◆ **Exercise data**:
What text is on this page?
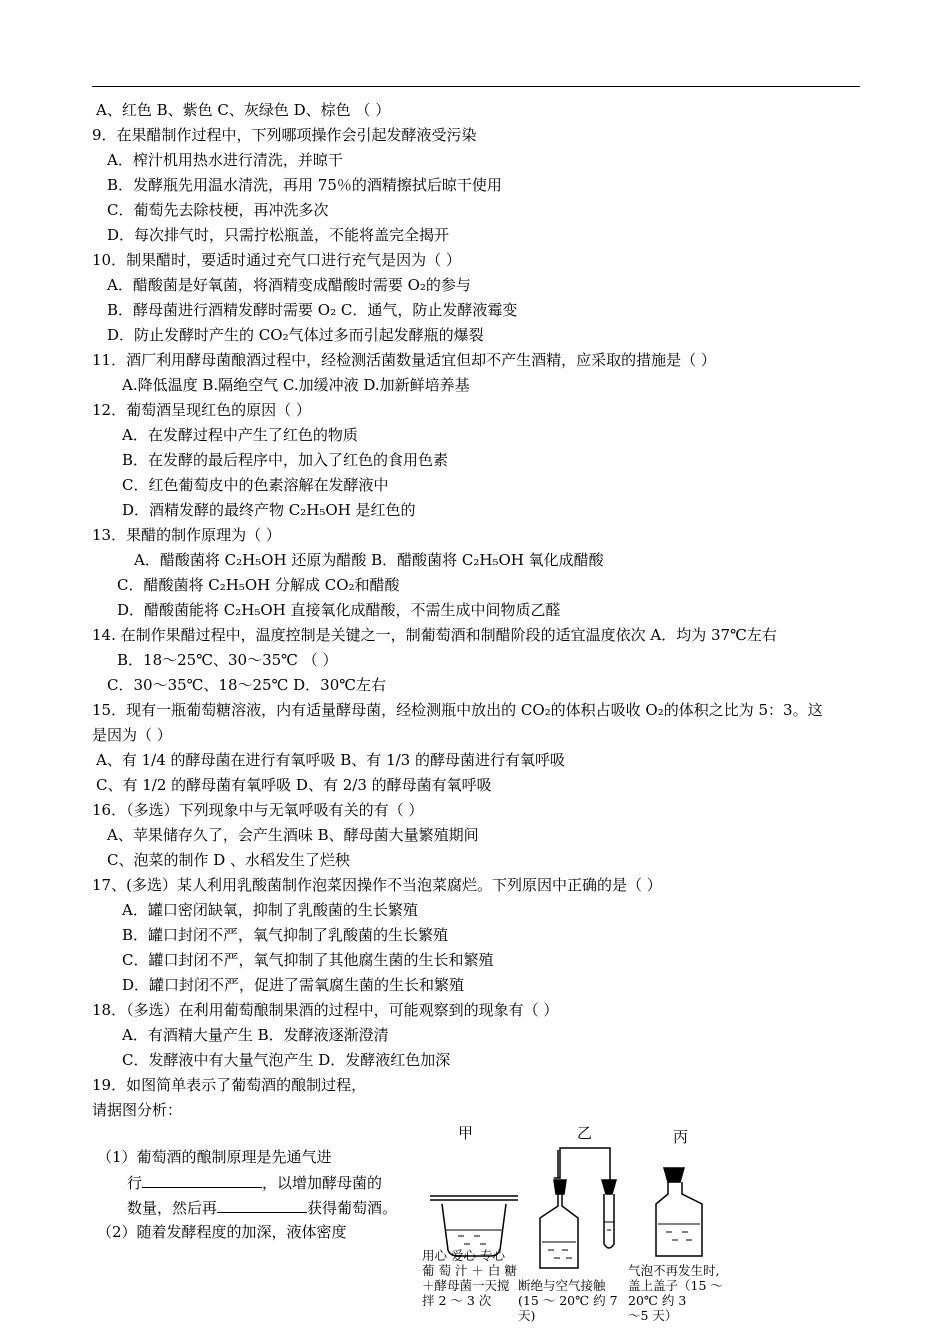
A、红色 B、紫色 C、灰绿色 D、棕色 （ ）
9．在果醋制作过程中，下列哪项操作会引起发酵液受污染
A．榨汁机用热水进行清洗，并晾干
B．发酵瓶先用温水清洗，再用 75％的酒精擦拭后晾干使用
C．葡萄先去除枝梗，再冲洗多次
D．每次排气时，只需拧松瓶盖，不能将盖完全揭开
10．制果醋时，要适时通过充气口进行充气是因为（ ）
A．醋酸菌是好氧菌，将酒精变成醋酸时需要 O₂的参与
B．酵母菌进行酒精发酵时需要 O₂ C．通气，防止发酵液霉变
D．防止发酵时产生的 CO₂气体过多而引起发酵瓶的爆裂
11．酒厂利用酵母菌酿酒过程中，经检测活菌数量适宜但却不产生酒精，应采取的措施是（ ）
A.降低温度 B.隔绝空气 C.加缓冲液 D.加新鲜培养基
12．葡萄酒呈现红色的原因（ ）
A．在发酵过程中产生了红色的物质
B．在发酵的最后程序中，加入了红色的食用色素
C．红色葡萄皮中的色素溶解在发酵液中
D．酒精发酵的最终产物 C₂H₅OH 是红色的
13．果醋的制作原理为（ ）
A．醋酸菌将 C₂H₅OH 还原为醋酸 B．醋酸菌将 C₂H₅OH 氧化成醋酸
C．醋酸菌将 C₂H₅OH 分解成 CO₂和醋酸
D．醋酸菌能将 C₂H₅OH 直接氧化成醋酸，不需生成中间物质乙醛
14. 在制作果醋过程中，温度控制是关键之一，制葡萄酒和制醋阶段的适宜温度依次 A．均为 37℃左右
B．18～25℃、30～35℃ （ ）
C．30～35℃、18～25℃ D．30℃左右
15．现有一瓶葡萄糖溶液，内有适量酵母菌，经检测瓶中放出的 CO₂的体积占吸收 O₂的体积之比为 5：3。这
是因为（ ）
A、有 1/4 的酵母菌在进行有氧呼吸 B、有 1/3 的酵母菌进行有氧呼吸
C、有 1/2 的酵母菌有氧呼吸 D、有 2/3 的酵母菌有氧呼吸
16．（多选）下列现象中与无氧呼吸有关的有（ ）
A、苹果储存久了，会产生酒味 B、酵母菌大量繁殖期间
C、泡菜的制作 D 、水稻发生了烂秧
17、(多选）某人利用乳酸菌制作泡菜因操作不当泡菜腐烂。下列原因中正确的是（ ）
A．罐口密闭缺氧，抑制了乳酸菌的生长繁殖
B．罐口封闭不严，氧气抑制了乳酸菌的生长繁殖
C．罐口封闭不严，氧气抑制了其他腐生菌的生长和繁殖
D．罐口封闭不严，促进了需氧腐生菌的生长和繁殖
18．（多选）在利用葡萄酿制果酒的过程中，可能观察到的现象有（ ）
A．有酒精大量产生 B．发酵液逐渐澄清
C．发酵液中有大量气泡产生 D．发酵液红色加深
19．如图简单表示了葡萄酒的酿制过程，
请据图分析：
（1）葡萄酒的酿制原理是先通气进
（2）随着发酵程度的加深，液体密度
行	，以增加酵母菌的
数量，然后再	获得葡萄酒。
甲	乙	丙
用心 爱心 专心
葡 萄 汁 ＋ 白 糖
＋酵母菌一天搅
拌 2 ～ 3 次
断绝与空气接触
(15 ～ 20℃ 约 7
天)
气泡不再发生时,
盖上盖子（15 ～
20℃ 约 3
～5 天）
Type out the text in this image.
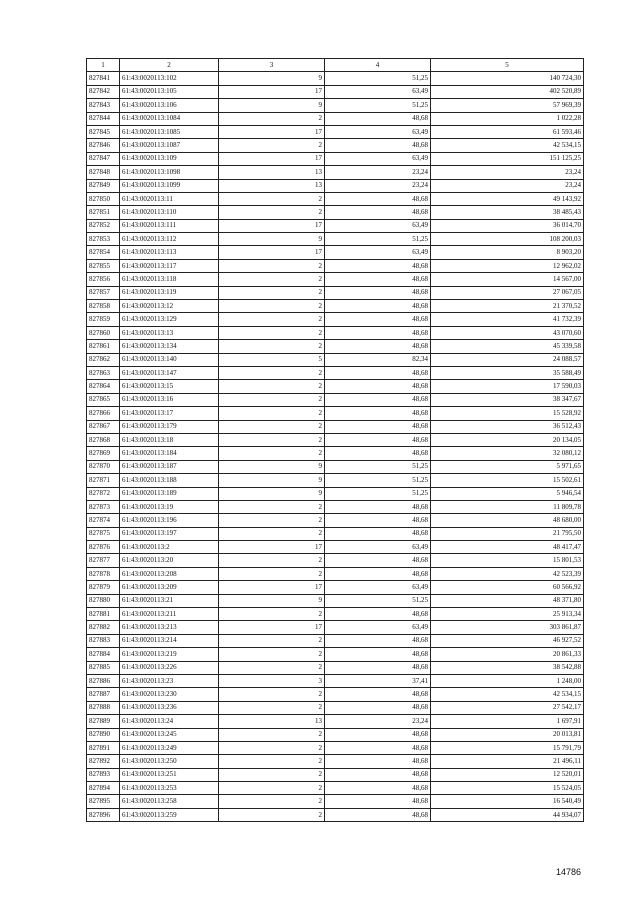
1	2	3	4	5
827841	61:43:0020113:102	9	51,25	140 724,30
827842	61:43:0020113:105	17	63,49	402 520,89
827843	61:43:0020113:106	9	51,25	57 969,39
827844	61:43:0020113:1084	2	48,68	1 022,28
827845	61:43:0020113:1085	17	63,49	61 593,46
827846	61:43:0020113:1087	2	48,68	42 534,15
827847	61:43:0020113:109	17	63,49	151 125,25
827848	61:43:0020113:1098	13	23,24	23,24
827849	61:43:0020113:1099	13	23,24	23,24
827850	61:43:0020113:11	2	48,68	49 143,92
827851	61:43:0020113:110	2	48,68	38 485,43
827852	61:43:0020113:111	17	63,49	36 014,70
827853	61:43:0020113:112	9	51,25	108 200,03
827854	61:43:0020113:113	17	63,49	8 903,20
827855	61:43:0020113:117	2	48,68	12 962,02
827856	61:43:0020113:118	2	48,68	14 567,00
827857	61:43:0020113:119	2	48,68	27 067,05
827858	61:43:0020113:12	2	48,68	21 370,52
827859	61:43:0020113:129	2	48,68	41 732,39
827860	61:43:0020113:13	2	48,68	43 070,60
827861	61:43:0020113:134	2	48,68	45 339,58
827862	61:43:0020113:140	5	82,34	24 088,57
827863	61:43:0020113:147	2	48,68	35 588,49
827864	61:43:0020113:15	2	48,68	17 590,03
827865	61:43:0020113:16	2	48,68	38 347,67
827866	61:43:0020113:17	2	48,68	15 528,92
827867	61:43:0020113:179	2	48,68	36 512,43
827868	61:43:0020113:18	2	48,68	20 134,05
827869	61:43:0020113:184	2	48,68	32 080,12
827870	61:43:0020113:187	9	51,25	5 971,65
827871	61:43:0020113:188	9	51,25	15 502,61
827872	61:43:0020113:189	9	51,25	5 946,54
827873	61:43:0020113:19	2	48,68	11 809,78
827874	61:43:0020113:196	2	48,68	48 680,00
827875	61:43:0020113:197	2	48,68	21 795,50
827876	61:43:0020113:2	17	63,49	48 417,47
827877	61:43:0020113:20	2	48,68	15 801,53
827878	61:43:0020113:208	2	48,68	42 523,39
827879	61:43:0020113:209	17	63,49	60 566,92
827880	61:43:0020113:21	9	51,25	48 371,80
827881	61:43:0020113:211	2	48,68	25 913,34
827882	61:43:0020113:213	17	63,49	303 861,87
827883	61:43:0020113:214	2	48,68	46 927,52
827884	61:43:0020113:219	2	48,68	20 861,33
827885	61:43:0020113:226	2	48,68	38 542,88
827886	61:43:0020113:23	3	37,41	1 248,00
827887	61:43:0020113:230	2	48,68	42 534,15
827888	61:43:0020113:236	2	48,68	27 542,17
827889	61:43:0020113:24	13	23,24	1 697,91
827890	61:43:0020113:245	2	48,68	20 013,81
827891	61:43:0020113:249	2	48,68	15 791,79
827892	61:43:0020113:250	2	48,68	21 496,11
827893	61:43:0020113:251	2	48,68	12 520,01
827894	61:43:0020113:253	2	48,68	15 524,05
827895	61:43:0020113:258	2	48,68	16 540,49
827896	61:43:0020113:259	2	48,68	44 934,07
14786
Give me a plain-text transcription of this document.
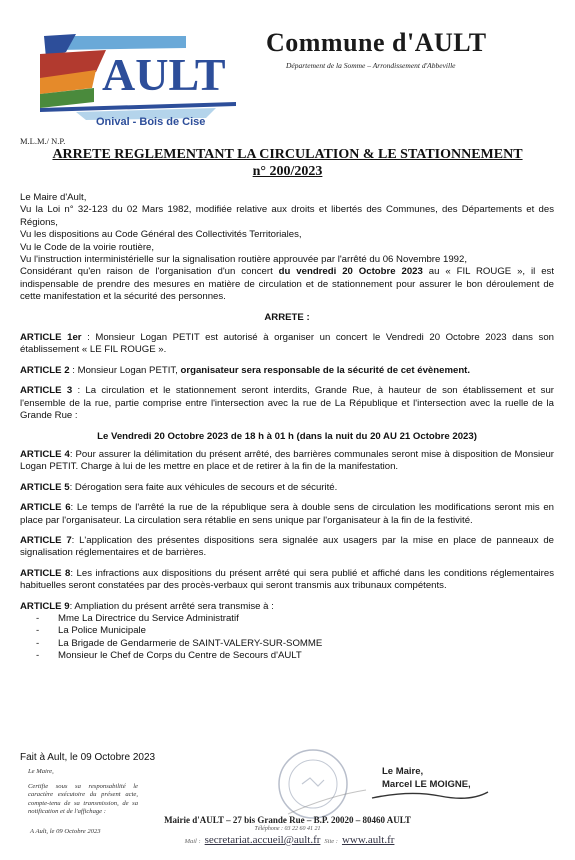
AULT
Onival - Bois de Cise
Commune d'AULT
Département de la Somme – Arrondissement d'Abbeville
M.L.M./ N.P.
ARRETE REGLEMENTANT LA CIRCULATION & LE STATIONNEMENT
n° 200/2023

Le Maire d'Ault,

Vu la Loi n° 32-123 du 02 Mars 1982, modifiée relative aux droits et libertés des Communes, des Départements et des Régions,

Vu les dispositions au Code Général des Collectivités Territoriales,

Vu le Code de la voirie routière,

Vu l'instruction interministérielle sur la signalisation routière approuvée par l'arrêté du 06 Novembre 1992,

Considérant qu'en raison de l'organisation d'un concert du vendredi 20 Octobre 2023 au « FIL ROUGE », il est indispensable de prendre des mesures en matière de circulation et de stationnement pour assurer le bon déroulement de cette manifestation et la sécurité des personnes.

ARRETE :

ARTICLE 1er : Monsieur Logan PETIT est autorisé à organiser un concert le Vendredi 20 Octobre 2023 dans son établissement « LE FIL ROUGE ».

ARTICLE 2 : Monsieur Logan PETIT, organisateur sera responsable de la sécurité de cet évènement.

ARTICLE 3 : La circulation et le stationnement seront interdits, Grande Rue, à hauteur de son établissement et sur l'ensemble de la rue, partie comprise entre l'intersection avec la rue de La République et l'intersection avec la ruelle de la Grande Rue :

Le Vendredi 20 Octobre 2023 de 18 h à 01 h (dans la nuit du 20 AU 21 Octobre 2023)

ARTICLE 4: Pour assurer la délimitation du présent arrêté, des barrières communales seront mise à disposition de Monsieur Logan PETIT. Charge à lui de les mettre en place et de retirer à la fin de la manifestation.

ARTICLE 5: Dérogation sera faite aux véhicules de secours et de sécurité.

ARTICLE 6: Le temps de l'arrêté la rue de la république sera à double sens de circulation les modifications seront mis en place par l'organisateur. La circulation sera rétablie en sens unique par l'organisateur à la fin de la festivité.

ARTICLE 7: L'application des présentes dispositions sera signalée aux usagers par la mise en place de panneaux de signalisation réglementaires et de barrières.

ARTICLE 8: Les infractions aux dispositions du présent arrêté qui sera publié et affiché dans les conditions réglementaires habituelles seront constatées par des procès-verbaux qui seront transmis aux tribunaux compétents.

ARTICLE 9: Ampliation du présent arrêté sera transmise à :

- Mme La Directrice du Service Administratif
- La Police Municipale
- La Brigade de Gendarmerie de SAINT-VALERY-SUR-SOMME
- Monsieur le Chef de Corps du Centre de Secours d'AULT
Fait à Ault, le 09 Octobre 2023

Le Maire,

Certifie sous sa responsabilité le caractère exécutoire du présent acte, compte-tenu de sa transmission, de sa notification et de l'affichage :

A Ault, le 09 Octobre 2023
Le Maire,
Marcel LE MOIGNE,
Mairie d'AULT – 27 bis Grande Rue – B.P. 20020 – 80460 AULT
Téléphone : 03 22 60 41 21
Mail : secretariat.accueil@ault.fr Site : www.ault.fr
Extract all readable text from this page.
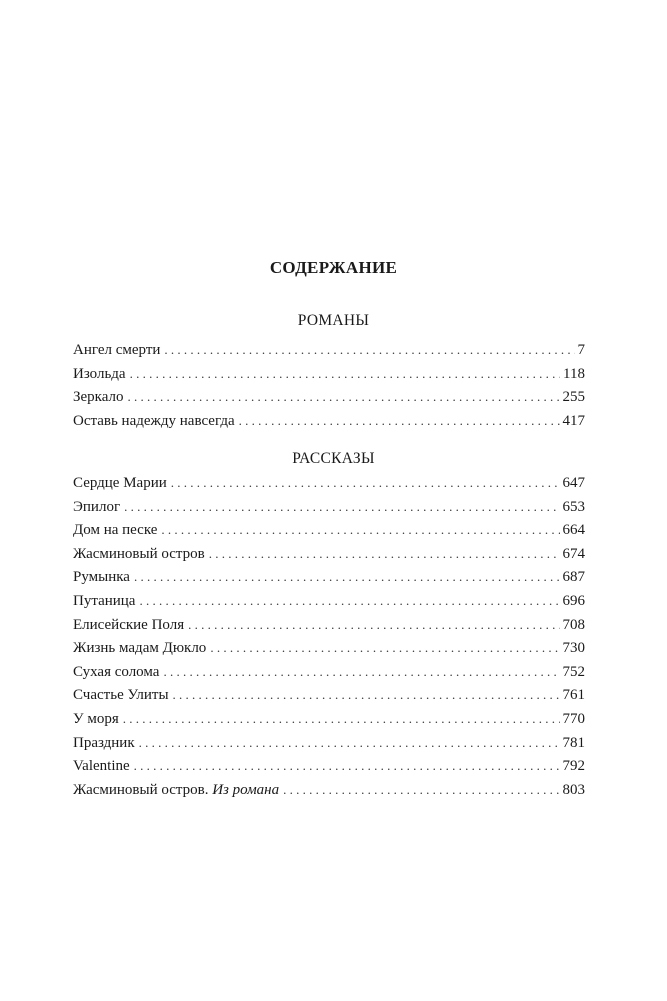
СОДЕРЖАНИЕ
РОМАНЫ
Ангел смерти . . .	7
Изольда . . .	118
Зеркало . . .	255
Оставь надежду навсегда . . .	417
РАССКАЗЫ
Сердце Марии . . .	647
Эпилог . . .	653
Дом на песке . . .	664
Жасминовый остров . . .	674
Румынка . . .	687
Путаница . . .	696
Елисейские Поля . . .	708
Жизнь мадам Дюкло . . .	730
Сухая солома . . .	752
Счастье Улиты . . .	761
У моря . . .	770
Праздник . . .	781
Valentine . . .	792
Жасминовый остров. Из романа . . .	803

◆ **Work to do**: Retype, word for word, the lines from the one with "Extract all readable text from this page." through the last line of the entries above, and only those lines. Leave pictures out.

◆ **Answer for this exercise**:
Extract all readable text from this page.
СОДЕРЖАНИЕ
РОМАНЫ
Ангел смерти . . .	7
Изольда . . .	118
Зеркало . . .	255
Оставь надежду навсегда . . .	417
РАССКАЗЫ
Сердце Марии . . .	647
Эпилог . . .	653
Дом на песке . . .	664
Жасминовый остров . . .	674
Румынка . . .	687
Путаница . . .	696
Елисейские Поля . . .	708
Жизнь мадам Дюкло . . .	730
Сухая солома . . .	752
Счастье Улиты . . .	761
У моря . . .	770
Праздник . . .	781
Valentine . . .	792
Жасминовый остров. Из романа . . .	803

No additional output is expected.